Stored records
******************************
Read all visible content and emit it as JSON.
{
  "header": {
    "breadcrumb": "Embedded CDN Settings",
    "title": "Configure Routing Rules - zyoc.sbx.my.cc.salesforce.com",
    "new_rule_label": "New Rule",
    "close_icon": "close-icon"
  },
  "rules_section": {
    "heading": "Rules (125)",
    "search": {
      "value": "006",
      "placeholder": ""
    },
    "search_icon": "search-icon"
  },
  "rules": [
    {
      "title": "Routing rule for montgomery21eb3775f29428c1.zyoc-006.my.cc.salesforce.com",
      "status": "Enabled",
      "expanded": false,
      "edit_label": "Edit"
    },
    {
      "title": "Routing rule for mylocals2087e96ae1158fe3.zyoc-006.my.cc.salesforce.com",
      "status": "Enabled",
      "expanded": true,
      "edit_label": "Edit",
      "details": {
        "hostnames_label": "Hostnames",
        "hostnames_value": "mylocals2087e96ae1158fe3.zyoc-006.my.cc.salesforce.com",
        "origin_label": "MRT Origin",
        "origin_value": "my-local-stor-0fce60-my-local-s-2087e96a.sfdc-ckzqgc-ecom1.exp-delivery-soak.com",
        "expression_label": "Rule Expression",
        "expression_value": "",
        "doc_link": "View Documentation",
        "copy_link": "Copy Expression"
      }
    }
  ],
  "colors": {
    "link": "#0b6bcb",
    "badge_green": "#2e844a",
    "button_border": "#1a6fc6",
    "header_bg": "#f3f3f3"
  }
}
******************************
Above are some records; repeat all of them exactly.

Read all visible content and emit it as JSON.
{
  "header": {
    "breadcrumb": "Embedded CDN Settings",
    "title": "Configure Routing Rules - zyoc.sbx.my.cc.salesforce.com",
    "new_rule_label": "New Rule",
    "close_icon": "close-icon"
  },
  "rules_section": {
    "heading": "Rules (125)",
    "search": {
      "value": "006",
      "placeholder": ""
    },
    "search_icon": "search-icon"
  },
  "rules": [
    {
      "title": "Routing rule for montgomery21eb3775f29428c1.zyoc-006.my.cc.salesforce.com",
      "status": "Enabled",
      "expanded": false,
      "edit_label": "Edit"
    },
    {
      "title": "Routing rule for mylocals2087e96ae1158fe3.zyoc-006.my.cc.salesforce.com",
      "status": "Enabled",
      "expanded": true,
      "edit_label": "Edit",
      "details": {
        "hostnames_label": "Hostnames",
        "hostnames_value": "mylocals2087e96ae1158fe3.zyoc-006.my.cc.salesforce.com",
        "origin_label": "MRT Origin",
        "origin_value": "my-local-stor-0fce60-my-local-s-2087e96a.sfdc-ckzqgc-ecom1.exp-delivery-soak.com",
        "expression_label": "Rule Expression",
        "expression_value": "",
        "doc_link": "View Documentation",
        "copy_link": "Copy Expression"
      }
    }
  ],
  "colors": {
    "link": "#0b6bcb",
    "badge_green": "#2e844a",
    "button_border": "#1a6fc6",
    "header_bg": "#f3f3f3"
  }
}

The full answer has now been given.